>> BEGIN EXTRACTED MATERIAL
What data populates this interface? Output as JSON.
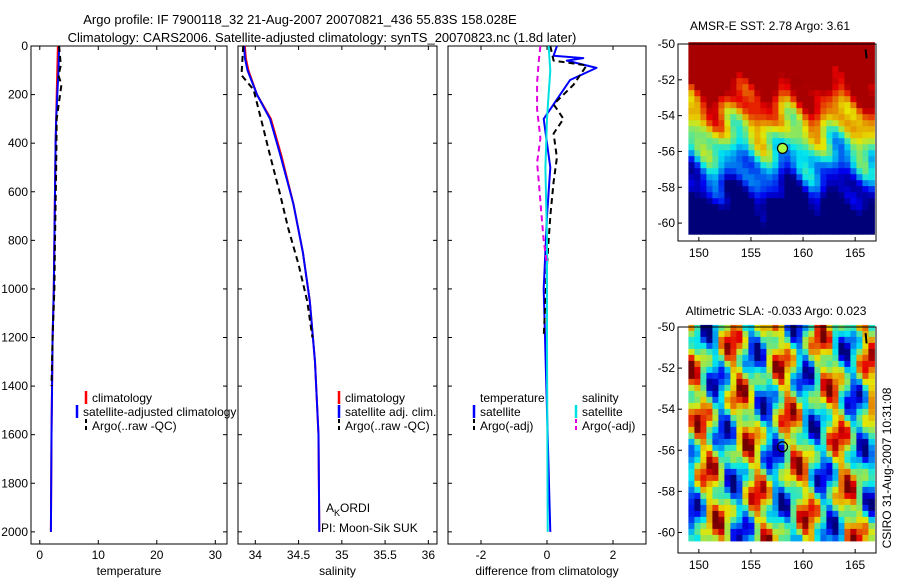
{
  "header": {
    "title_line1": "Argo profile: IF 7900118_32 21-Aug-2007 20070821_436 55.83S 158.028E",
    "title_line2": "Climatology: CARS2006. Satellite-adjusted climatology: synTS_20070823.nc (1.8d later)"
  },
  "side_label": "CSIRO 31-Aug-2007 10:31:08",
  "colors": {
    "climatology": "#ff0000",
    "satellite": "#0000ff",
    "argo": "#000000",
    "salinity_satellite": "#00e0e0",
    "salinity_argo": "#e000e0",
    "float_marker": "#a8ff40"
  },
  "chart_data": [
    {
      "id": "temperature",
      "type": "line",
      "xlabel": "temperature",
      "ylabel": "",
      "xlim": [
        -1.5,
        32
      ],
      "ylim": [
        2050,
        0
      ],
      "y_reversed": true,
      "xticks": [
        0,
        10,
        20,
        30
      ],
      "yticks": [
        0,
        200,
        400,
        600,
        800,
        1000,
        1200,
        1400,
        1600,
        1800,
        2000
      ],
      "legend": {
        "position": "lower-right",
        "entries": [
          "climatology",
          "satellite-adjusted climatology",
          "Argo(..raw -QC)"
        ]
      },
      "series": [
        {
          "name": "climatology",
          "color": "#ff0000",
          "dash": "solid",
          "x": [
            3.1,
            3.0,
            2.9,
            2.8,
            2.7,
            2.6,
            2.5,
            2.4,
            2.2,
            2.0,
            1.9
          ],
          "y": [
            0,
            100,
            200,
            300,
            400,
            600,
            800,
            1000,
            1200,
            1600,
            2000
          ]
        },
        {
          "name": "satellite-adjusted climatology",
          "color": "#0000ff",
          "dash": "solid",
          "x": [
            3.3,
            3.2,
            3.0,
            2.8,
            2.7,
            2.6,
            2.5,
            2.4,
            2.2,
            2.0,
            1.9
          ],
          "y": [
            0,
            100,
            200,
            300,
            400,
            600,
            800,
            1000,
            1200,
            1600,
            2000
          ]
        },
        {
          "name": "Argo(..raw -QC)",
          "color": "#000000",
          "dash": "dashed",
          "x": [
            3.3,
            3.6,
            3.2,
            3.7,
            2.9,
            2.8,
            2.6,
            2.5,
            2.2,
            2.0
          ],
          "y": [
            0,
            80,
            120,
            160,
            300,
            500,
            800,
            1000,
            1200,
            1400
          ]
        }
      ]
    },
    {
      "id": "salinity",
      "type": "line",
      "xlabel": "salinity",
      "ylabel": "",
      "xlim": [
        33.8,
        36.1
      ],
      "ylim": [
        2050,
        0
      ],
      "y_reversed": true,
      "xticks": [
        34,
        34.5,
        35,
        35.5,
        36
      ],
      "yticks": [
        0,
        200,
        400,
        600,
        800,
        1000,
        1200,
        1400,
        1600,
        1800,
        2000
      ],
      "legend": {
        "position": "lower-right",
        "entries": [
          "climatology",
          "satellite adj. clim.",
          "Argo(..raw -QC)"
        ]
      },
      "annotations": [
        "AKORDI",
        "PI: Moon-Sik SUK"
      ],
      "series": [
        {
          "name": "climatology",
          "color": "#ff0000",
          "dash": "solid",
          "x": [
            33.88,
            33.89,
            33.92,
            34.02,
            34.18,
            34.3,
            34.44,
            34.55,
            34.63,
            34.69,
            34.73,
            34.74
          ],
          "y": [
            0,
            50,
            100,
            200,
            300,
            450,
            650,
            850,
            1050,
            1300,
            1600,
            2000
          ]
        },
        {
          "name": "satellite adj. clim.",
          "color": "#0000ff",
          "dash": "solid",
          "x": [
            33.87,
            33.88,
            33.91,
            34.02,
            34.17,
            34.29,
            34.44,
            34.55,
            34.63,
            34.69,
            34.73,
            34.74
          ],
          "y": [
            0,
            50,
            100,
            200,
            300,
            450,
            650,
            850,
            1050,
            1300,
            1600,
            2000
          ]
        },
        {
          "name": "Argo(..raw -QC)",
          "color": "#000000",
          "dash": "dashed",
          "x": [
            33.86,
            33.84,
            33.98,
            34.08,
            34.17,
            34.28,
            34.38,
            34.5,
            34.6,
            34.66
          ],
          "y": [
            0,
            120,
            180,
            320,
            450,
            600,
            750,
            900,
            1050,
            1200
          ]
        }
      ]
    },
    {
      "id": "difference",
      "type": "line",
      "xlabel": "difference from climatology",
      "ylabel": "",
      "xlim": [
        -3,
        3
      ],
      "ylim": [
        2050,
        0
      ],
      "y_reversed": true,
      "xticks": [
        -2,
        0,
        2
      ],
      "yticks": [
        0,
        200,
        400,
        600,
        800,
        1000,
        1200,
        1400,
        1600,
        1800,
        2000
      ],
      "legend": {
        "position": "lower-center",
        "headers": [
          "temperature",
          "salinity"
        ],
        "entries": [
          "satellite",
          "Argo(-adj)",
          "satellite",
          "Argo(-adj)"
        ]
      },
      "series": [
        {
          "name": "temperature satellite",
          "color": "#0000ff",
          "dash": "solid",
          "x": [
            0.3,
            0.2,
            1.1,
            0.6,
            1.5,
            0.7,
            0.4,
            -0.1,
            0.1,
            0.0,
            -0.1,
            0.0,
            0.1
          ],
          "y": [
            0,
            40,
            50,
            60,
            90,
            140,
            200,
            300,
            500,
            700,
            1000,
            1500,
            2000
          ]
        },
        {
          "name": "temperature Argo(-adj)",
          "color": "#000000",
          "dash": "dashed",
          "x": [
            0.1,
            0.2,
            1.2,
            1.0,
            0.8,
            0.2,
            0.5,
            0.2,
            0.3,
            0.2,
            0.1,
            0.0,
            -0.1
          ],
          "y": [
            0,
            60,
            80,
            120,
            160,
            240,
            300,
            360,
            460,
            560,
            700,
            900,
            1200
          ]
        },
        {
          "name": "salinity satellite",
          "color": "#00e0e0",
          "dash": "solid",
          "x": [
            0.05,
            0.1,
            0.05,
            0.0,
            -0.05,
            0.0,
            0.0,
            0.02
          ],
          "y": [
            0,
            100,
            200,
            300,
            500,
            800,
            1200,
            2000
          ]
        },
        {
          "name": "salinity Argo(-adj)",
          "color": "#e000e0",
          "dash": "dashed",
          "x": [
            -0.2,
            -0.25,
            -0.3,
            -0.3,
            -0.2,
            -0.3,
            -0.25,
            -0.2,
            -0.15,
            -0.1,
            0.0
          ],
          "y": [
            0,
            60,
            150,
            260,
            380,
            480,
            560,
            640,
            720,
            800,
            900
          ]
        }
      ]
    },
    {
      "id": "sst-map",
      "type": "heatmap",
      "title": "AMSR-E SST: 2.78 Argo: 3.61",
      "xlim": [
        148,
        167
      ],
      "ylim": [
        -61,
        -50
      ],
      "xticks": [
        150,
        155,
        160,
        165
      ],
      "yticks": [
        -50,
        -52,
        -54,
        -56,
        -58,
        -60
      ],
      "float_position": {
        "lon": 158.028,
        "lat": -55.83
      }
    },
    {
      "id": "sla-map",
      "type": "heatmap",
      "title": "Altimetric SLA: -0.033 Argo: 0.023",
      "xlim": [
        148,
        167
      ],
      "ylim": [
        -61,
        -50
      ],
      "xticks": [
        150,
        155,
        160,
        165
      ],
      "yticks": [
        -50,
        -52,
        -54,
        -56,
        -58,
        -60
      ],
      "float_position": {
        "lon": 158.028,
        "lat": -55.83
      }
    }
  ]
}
>> END EXTRACTED MATERIAL
WHAT IS REQUIRED - Pictures in the records must not appear in the copy; transcribe everything else precisely.

EXERCISE SOLUTION -
What data populates this interface? Output as JSON.
{
  "header": {
    "title_line1": "Argo profile: IF 7900118_32 21-Aug-2007 20070821_436 55.83S 158.028E",
    "title_line2": "Climatology: CARS2006. Satellite-adjusted climatology: synTS_20070823.nc (1.8d later)"
  },
  "side_label": "CSIRO 31-Aug-2007 10:31:08",
  "colors": {
    "climatology": "#ff0000",
    "satellite": "#0000ff",
    "argo": "#000000",
    "salinity_satellite": "#00e0e0",
    "salinity_argo": "#e000e0",
    "float_marker": "#a8ff40"
  },
  "chart_data": [
    {
      "id": "temperature",
      "type": "line",
      "xlabel": "temperature",
      "ylabel": "",
      "xlim": [
        -1.5,
        32
      ],
      "ylim": [
        2050,
        0
      ],
      "y_reversed": true,
      "xticks": [
        0,
        10,
        20,
        30
      ],
      "yticks": [
        0,
        200,
        400,
        600,
        800,
        1000,
        1200,
        1400,
        1600,
        1800,
        2000
      ],
      "legend": {
        "position": "lower-right",
        "entries": [
          "climatology",
          "satellite-adjusted climatology",
          "Argo(..raw -QC)"
        ]
      },
      "series": [
        {
          "name": "climatology",
          "color": "#ff0000",
          "dash": "solid",
          "x": [
            3.1,
            3.0,
            2.9,
            2.8,
            2.7,
            2.6,
            2.5,
            2.4,
            2.2,
            2.0,
            1.9
          ],
          "y": [
            0,
            100,
            200,
            300,
            400,
            600,
            800,
            1000,
            1200,
            1600,
            2000
          ]
        },
        {
          "name": "satellite-adjusted climatology",
          "color": "#0000ff",
          "dash": "solid",
          "x": [
            3.3,
            3.2,
            3.0,
            2.8,
            2.7,
            2.6,
            2.5,
            2.4,
            2.2,
            2.0,
            1.9
          ],
          "y": [
            0,
            100,
            200,
            300,
            400,
            600,
            800,
            1000,
            1200,
            1600,
            2000
          ]
        },
        {
          "name": "Argo(..raw -QC)",
          "color": "#000000",
          "dash": "dashed",
          "x": [
            3.3,
            3.6,
            3.2,
            3.7,
            2.9,
            2.8,
            2.6,
            2.5,
            2.2,
            2.0
          ],
          "y": [
            0,
            80,
            120,
            160,
            300,
            500,
            800,
            1000,
            1200,
            1400
          ]
        }
      ]
    },
    {
      "id": "salinity",
      "type": "line",
      "xlabel": "salinity",
      "ylabel": "",
      "xlim": [
        33.8,
        36.1
      ],
      "ylim": [
        2050,
        0
      ],
      "y_reversed": true,
      "xticks": [
        34,
        34.5,
        35,
        35.5,
        36
      ],
      "yticks": [
        0,
        200,
        400,
        600,
        800,
        1000,
        1200,
        1400,
        1600,
        1800,
        2000
      ],
      "legend": {
        "position": "lower-right",
        "entries": [
          "climatology",
          "satellite adj. clim.",
          "Argo(..raw -QC)"
        ]
      },
      "annotations": [
        "AKORDI",
        "PI: Moon-Sik SUK"
      ],
      "series": [
        {
          "name": "climatology",
          "color": "#ff0000",
          "dash": "solid",
          "x": [
            33.88,
            33.89,
            33.92,
            34.02,
            34.18,
            34.3,
            34.44,
            34.55,
            34.63,
            34.69,
            34.73,
            34.74
          ],
          "y": [
            0,
            50,
            100,
            200,
            300,
            450,
            650,
            850,
            1050,
            1300,
            1600,
            2000
          ]
        },
        {
          "name": "satellite adj. clim.",
          "color": "#0000ff",
          "dash": "solid",
          "x": [
            33.87,
            33.88,
            33.91,
            34.02,
            34.17,
            34.29,
            34.44,
            34.55,
            34.63,
            34.69,
            34.73,
            34.74
          ],
          "y": [
            0,
            50,
            100,
            200,
            300,
            450,
            650,
            850,
            1050,
            1300,
            1600,
            2000
          ]
        },
        {
          "name": "Argo(..raw -QC)",
          "color": "#000000",
          "dash": "dashed",
          "x": [
            33.86,
            33.84,
            33.98,
            34.08,
            34.17,
            34.28,
            34.38,
            34.5,
            34.6,
            34.66
          ],
          "y": [
            0,
            120,
            180,
            320,
            450,
            600,
            750,
            900,
            1050,
            1200
          ]
        }
      ]
    },
    {
      "id": "difference",
      "type": "line",
      "xlabel": "difference from climatology",
      "ylabel": "",
      "xlim": [
        -3,
        3
      ],
      "ylim": [
        2050,
        0
      ],
      "y_reversed": true,
      "xticks": [
        -2,
        0,
        2
      ],
      "yticks": [
        0,
        200,
        400,
        600,
        800,
        1000,
        1200,
        1400,
        1600,
        1800,
        2000
      ],
      "legend": {
        "position": "lower-center",
        "headers": [
          "temperature",
          "salinity"
        ],
        "entries": [
          "satellite",
          "Argo(-adj)",
          "satellite",
          "Argo(-adj)"
        ]
      },
      "series": [
        {
          "name": "temperature satellite",
          "color": "#0000ff",
          "dash": "solid",
          "x": [
            0.3,
            0.2,
            1.1,
            0.6,
            1.5,
            0.7,
            0.4,
            -0.1,
            0.1,
            0.0,
            -0.1,
            0.0,
            0.1
          ],
          "y": [
            0,
            40,
            50,
            60,
            90,
            140,
            200,
            300,
            500,
            700,
            1000,
            1500,
            2000
          ]
        },
        {
          "name": "temperature Argo(-adj)",
          "color": "#000000",
          "dash": "dashed",
          "x": [
            0.1,
            0.2,
            1.2,
            1.0,
            0.8,
            0.2,
            0.5,
            0.2,
            0.3,
            0.2,
            0.1,
            0.0,
            -0.1
          ],
          "y": [
            0,
            60,
            80,
            120,
            160,
            240,
            300,
            360,
            460,
            560,
            700,
            900,
            1200
          ]
        },
        {
          "name": "salinity satellite",
          "color": "#00e0e0",
          "dash": "solid",
          "x": [
            0.05,
            0.1,
            0.05,
            0.0,
            -0.05,
            0.0,
            0.0,
            0.02
          ],
          "y": [
            0,
            100,
            200,
            300,
            500,
            800,
            1200,
            2000
          ]
        },
        {
          "name": "salinity Argo(-adj)",
          "color": "#e000e0",
          "dash": "dashed",
          "x": [
            -0.2,
            -0.25,
            -0.3,
            -0.3,
            -0.2,
            -0.3,
            -0.25,
            -0.2,
            -0.15,
            -0.1,
            0.0
          ],
          "y": [
            0,
            60,
            150,
            260,
            380,
            480,
            560,
            640,
            720,
            800,
            900
          ]
        }
      ]
    },
    {
      "id": "sst-map",
      "type": "heatmap",
      "title": "AMSR-E SST: 2.78 Argo: 3.61",
      "xlim": [
        148,
        167
      ],
      "ylim": [
        -61,
        -50
      ],
      "xticks": [
        150,
        155,
        160,
        165
      ],
      "yticks": [
        -50,
        -52,
        -54,
        -56,
        -58,
        -60
      ],
      "float_position": {
        "lon": 158.028,
        "lat": -55.83
      }
    },
    {
      "id": "sla-map",
      "type": "heatmap",
      "title": "Altimetric SLA: -0.033 Argo: 0.023",
      "xlim": [
        148,
        167
      ],
      "ylim": [
        -61,
        -50
      ],
      "xticks": [
        150,
        155,
        160,
        165
      ],
      "yticks": [
        -50,
        -52,
        -54,
        -56,
        -58,
        -60
      ],
      "float_position": {
        "lon": 158.028,
        "lat": -55.83
      }
    }
  ]
}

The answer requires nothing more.